- **Data to process**

/---

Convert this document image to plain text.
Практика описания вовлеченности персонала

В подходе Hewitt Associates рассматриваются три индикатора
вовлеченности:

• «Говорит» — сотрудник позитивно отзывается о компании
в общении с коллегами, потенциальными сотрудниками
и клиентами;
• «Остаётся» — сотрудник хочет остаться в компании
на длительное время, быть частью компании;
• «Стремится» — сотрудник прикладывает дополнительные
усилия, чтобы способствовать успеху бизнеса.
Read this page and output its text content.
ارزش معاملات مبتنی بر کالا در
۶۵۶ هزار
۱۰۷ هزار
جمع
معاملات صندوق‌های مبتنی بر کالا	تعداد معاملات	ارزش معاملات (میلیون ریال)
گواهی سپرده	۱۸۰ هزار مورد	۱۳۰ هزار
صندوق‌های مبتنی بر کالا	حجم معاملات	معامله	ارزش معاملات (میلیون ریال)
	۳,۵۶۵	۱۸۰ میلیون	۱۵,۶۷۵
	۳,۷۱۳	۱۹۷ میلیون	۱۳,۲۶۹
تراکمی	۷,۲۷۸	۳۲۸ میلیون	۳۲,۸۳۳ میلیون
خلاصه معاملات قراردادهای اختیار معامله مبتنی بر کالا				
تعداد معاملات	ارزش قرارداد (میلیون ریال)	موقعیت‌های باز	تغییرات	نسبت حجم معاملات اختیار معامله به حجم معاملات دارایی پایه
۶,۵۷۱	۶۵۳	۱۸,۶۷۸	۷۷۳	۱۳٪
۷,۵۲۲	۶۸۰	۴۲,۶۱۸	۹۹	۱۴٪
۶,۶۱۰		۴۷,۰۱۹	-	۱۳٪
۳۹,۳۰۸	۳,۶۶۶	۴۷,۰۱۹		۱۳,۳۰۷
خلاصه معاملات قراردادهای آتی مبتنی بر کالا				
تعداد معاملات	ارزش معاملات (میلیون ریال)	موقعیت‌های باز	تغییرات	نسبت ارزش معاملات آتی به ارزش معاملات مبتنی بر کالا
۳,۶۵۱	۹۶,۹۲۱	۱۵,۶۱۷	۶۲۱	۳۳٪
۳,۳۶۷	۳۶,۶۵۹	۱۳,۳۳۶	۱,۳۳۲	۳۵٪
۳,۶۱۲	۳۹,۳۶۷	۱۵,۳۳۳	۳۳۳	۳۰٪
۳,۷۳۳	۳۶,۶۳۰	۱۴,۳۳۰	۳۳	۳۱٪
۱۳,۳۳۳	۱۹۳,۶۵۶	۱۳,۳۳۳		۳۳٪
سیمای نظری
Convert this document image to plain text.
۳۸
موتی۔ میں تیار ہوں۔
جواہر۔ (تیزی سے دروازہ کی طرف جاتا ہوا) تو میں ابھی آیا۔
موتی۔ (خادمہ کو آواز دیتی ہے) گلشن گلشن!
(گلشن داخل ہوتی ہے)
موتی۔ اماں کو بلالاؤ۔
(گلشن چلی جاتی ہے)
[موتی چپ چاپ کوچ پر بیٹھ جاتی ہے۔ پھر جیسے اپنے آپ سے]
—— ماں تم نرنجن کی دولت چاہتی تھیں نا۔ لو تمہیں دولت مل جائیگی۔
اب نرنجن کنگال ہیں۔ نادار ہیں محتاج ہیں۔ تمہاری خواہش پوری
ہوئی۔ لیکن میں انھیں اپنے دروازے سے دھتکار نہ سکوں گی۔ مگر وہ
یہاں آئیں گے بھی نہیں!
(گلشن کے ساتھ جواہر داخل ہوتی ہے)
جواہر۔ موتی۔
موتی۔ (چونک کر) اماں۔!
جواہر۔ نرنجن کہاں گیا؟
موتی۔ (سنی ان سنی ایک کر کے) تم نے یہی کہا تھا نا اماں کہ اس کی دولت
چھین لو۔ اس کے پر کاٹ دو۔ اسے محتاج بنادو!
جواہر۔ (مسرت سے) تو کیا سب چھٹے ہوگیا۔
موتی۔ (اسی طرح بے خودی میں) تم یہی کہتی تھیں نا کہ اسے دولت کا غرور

\---

- **Your instructions**
Copy out all of the records above with nothing altered.

- **Written answer**
Convert this document image to plain text.
Практика описания вовлеченности персонала

В подходе Hewitt Associates рассматриваются три индикатора
вовлеченности:

• «Говорит» — сотрудник позитивно отзывается о компании
в общении с коллегами, потенциальными сотрудниками
и клиентами;
• «Остаётся» — сотрудник хочет остаться в компании
на длительное время, быть частью компании;
• «Стремится» — сотрудник прикладывает дополнительные
усилия, чтобы способствовать успеху бизнеса.
Read this page and output its text content.
ارزش معاملات مبتنی بر کالا در
۶۵۶ هزار
۱۰۷ هزار
جمع
معاملات صندوق‌های مبتنی بر کالا	تعداد معاملات	ارزش معاملات (میلیون ریال)
گواهی سپرده	۱۸۰ هزار مورد	۱۳۰ هزار
صندوق‌های مبتنی بر کالا	حجم معاملات	معامله	ارزش معاملات (میلیون ریال)
	۳,۵۶۵	۱۸۰ میلیون	۱۵,۶۷۵
	۳,۷۱۳	۱۹۷ میلیون	۱۳,۲۶۹
تراکمی	۷,۲۷۸	۳۲۸ میلیون	۳۲,۸۳۳ میلیون
خلاصه معاملات قراردادهای اختیار معامله مبتنی بر کالا				
تعداد معاملات	ارزش قرارداد (میلیون ریال)	موقعیت‌های باز	تغییرات	نسبت حجم معاملات اختیار معامله به حجم معاملات دارایی پایه
۶,۵۷۱	۶۵۳	۱۸,۶۷۸	۷۷۳	۱۳٪
۷,۵۲۲	۶۸۰	۴۲,۶۱۸	۹۹	۱۴٪
۶,۶۱۰		۴۷,۰۱۹	-	۱۳٪
۳۹,۳۰۸	۳,۶۶۶	۴۷,۰۱۹		۱۳,۳۰۷
خلاصه معاملات قراردادهای آتی مبتنی بر کالا				
تعداد معاملات	ارزش معاملات (میلیون ریال)	موقعیت‌های باز	تغییرات	نسبت ارزش معاملات آتی به ارزش معاملات مبتنی بر کالا
۳,۶۵۱	۹۶,۹۲۱	۱۵,۶۱۷	۶۲۱	۳۳٪
۳,۳۶۷	۳۶,۶۵۹	۱۳,۳۳۶	۱,۳۳۲	۳۵٪
۳,۶۱۲	۳۹,۳۶۷	۱۵,۳۳۳	۳۳۳	۳۰٪
۳,۷۳۳	۳۶,۶۳۰	۱۴,۳۳۰	۳۳	۳۱٪
۱۳,۳۳۳	۱۹۳,۶۵۶	۱۳,۳۳۳		۳۳٪
سیمای نظری
Convert this document image to plain text.
۳۸
موتی۔ میں تیار ہوں۔
جواہر۔ (تیزی سے دروازہ کی طرف جاتا ہوا) تو میں ابھی آیا۔
موتی۔ (خادمہ کو آواز دیتی ہے) گلشن گلشن!
(گلشن داخل ہوتی ہے)
موتی۔ اماں کو بلالاؤ۔
(گلشن چلی جاتی ہے)
[موتی چپ چاپ کوچ پر بیٹھ جاتی ہے۔ پھر جیسے اپنے آپ سے]
—— ماں تم نرنجن کی دولت چاہتی تھیں نا۔ لو تمہیں دولت مل جائیگی۔
اب نرنجن کنگال ہیں۔ نادار ہیں محتاج ہیں۔ تمہاری خواہش پوری
ہوئی۔ لیکن میں انھیں اپنے دروازے سے دھتکار نہ سکوں گی۔ مگر وہ
یہاں آئیں گے بھی نہیں!
(گلشن کے ساتھ جواہر داخل ہوتی ہے)
جواہر۔ موتی۔
موتی۔ (چونک کر) اماں۔!
جواہر۔ نرنجن کہاں گیا؟
موتی۔ (سنی ان سنی ایک کر کے) تم نے یہی کہا تھا نا اماں کہ اس کی دولت
چھین لو۔ اس کے پر کاٹ دو۔ اسے محتاج بنادو!
جواہر۔ (مسرت سے) تو کیا سب چھٹے ہوگیا۔
موتی۔ (اسی طرح بے خودی میں) تم یہی کہتی تھیں نا کہ اسے دولت کا غرور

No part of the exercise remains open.